— Begin ROWS —

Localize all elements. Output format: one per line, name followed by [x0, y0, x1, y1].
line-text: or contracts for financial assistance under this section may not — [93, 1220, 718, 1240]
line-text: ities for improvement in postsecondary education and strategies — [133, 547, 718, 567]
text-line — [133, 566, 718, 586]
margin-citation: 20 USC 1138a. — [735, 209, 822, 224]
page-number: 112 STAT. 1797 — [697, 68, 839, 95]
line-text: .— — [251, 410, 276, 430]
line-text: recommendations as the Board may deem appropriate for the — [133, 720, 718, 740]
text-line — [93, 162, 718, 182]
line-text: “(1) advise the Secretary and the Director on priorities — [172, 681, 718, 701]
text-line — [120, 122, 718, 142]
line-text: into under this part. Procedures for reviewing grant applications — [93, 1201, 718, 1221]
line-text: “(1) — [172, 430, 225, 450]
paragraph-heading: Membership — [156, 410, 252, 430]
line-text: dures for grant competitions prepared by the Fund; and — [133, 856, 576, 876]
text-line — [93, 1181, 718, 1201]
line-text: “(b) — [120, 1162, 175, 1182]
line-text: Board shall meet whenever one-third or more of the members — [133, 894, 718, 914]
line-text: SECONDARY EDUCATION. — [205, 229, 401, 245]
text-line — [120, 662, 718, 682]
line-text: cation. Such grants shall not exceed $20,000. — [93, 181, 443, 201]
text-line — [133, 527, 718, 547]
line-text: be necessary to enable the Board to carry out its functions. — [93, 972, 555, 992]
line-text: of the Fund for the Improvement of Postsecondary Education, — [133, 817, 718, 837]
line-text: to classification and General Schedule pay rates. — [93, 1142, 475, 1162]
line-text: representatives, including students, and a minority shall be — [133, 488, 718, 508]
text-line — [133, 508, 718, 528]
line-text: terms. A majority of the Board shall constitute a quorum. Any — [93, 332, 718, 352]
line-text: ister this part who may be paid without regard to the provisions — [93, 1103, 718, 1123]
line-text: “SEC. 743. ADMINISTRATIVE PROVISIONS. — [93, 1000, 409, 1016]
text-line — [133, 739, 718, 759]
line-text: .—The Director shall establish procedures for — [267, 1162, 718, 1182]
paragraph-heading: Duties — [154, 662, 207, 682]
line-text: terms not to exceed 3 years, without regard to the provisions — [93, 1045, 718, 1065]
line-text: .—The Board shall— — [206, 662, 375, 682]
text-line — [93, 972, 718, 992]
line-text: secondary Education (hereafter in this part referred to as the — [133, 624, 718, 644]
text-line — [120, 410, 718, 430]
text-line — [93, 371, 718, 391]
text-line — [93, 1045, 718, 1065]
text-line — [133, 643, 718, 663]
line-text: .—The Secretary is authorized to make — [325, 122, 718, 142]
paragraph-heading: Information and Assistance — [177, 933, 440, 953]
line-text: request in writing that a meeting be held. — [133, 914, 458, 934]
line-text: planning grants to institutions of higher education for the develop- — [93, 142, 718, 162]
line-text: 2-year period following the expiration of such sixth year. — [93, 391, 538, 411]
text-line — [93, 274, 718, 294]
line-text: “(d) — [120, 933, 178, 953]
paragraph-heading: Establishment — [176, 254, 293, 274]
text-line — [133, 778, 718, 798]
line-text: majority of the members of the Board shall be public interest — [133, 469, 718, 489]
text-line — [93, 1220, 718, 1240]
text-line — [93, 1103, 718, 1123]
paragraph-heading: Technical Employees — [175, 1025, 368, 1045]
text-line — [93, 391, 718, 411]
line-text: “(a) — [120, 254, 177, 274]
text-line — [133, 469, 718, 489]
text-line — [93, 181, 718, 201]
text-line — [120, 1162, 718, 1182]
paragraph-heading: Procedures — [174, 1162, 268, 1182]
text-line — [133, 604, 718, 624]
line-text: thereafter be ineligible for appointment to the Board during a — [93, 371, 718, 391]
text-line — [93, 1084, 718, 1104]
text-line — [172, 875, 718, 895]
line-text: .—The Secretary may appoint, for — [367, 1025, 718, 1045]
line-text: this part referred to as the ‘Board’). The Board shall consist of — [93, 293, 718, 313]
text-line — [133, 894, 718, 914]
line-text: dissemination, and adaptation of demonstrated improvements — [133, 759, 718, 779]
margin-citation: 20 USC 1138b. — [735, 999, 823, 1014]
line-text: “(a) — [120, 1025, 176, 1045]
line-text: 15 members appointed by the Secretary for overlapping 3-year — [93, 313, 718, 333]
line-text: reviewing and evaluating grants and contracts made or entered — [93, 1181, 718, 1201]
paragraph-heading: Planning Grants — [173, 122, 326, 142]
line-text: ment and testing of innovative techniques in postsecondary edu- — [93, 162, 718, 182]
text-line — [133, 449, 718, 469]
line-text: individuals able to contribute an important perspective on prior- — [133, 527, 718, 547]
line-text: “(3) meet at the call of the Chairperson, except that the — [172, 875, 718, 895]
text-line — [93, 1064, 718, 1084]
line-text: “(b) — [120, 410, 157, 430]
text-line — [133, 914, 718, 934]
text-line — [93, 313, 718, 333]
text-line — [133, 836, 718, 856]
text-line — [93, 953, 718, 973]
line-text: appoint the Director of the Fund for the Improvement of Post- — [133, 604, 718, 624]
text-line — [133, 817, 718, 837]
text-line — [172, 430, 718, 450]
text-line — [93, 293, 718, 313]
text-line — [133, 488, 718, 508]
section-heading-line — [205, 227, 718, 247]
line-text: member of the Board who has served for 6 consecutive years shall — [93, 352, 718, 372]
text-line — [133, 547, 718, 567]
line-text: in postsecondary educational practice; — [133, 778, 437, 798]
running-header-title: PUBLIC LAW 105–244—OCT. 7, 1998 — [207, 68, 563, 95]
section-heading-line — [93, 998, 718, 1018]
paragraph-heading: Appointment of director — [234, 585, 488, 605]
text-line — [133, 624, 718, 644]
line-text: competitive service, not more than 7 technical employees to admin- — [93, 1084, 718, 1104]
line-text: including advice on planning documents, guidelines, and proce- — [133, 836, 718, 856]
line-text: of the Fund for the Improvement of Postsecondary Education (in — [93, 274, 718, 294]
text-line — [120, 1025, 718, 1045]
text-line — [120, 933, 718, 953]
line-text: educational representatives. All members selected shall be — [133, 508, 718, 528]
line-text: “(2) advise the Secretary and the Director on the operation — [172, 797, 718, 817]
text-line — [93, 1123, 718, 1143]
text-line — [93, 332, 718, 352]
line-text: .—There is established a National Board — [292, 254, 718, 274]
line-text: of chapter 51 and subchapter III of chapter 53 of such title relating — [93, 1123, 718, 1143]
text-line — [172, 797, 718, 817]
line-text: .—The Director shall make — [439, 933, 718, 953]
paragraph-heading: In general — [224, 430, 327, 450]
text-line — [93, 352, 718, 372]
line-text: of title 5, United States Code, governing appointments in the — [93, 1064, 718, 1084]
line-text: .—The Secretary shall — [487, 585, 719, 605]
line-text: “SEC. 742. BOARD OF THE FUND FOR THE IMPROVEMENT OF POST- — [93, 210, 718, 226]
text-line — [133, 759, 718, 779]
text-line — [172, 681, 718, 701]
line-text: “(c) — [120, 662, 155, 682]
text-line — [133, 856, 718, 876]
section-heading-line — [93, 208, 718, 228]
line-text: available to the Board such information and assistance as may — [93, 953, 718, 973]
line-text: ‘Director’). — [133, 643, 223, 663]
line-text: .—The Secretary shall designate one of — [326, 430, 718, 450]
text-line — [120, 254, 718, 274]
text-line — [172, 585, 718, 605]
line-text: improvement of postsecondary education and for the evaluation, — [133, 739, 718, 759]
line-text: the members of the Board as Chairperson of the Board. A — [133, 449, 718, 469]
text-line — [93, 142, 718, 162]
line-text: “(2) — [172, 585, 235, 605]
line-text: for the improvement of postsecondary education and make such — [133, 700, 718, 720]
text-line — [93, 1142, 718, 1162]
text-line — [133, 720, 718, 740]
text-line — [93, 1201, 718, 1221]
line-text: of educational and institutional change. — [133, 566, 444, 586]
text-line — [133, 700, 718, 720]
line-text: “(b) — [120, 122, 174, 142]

— End ROWS —

Count how many lines in the data above contain the string "majority", treating uppercase and lowercase as different, and reply with only that number.

THE RESULT: 2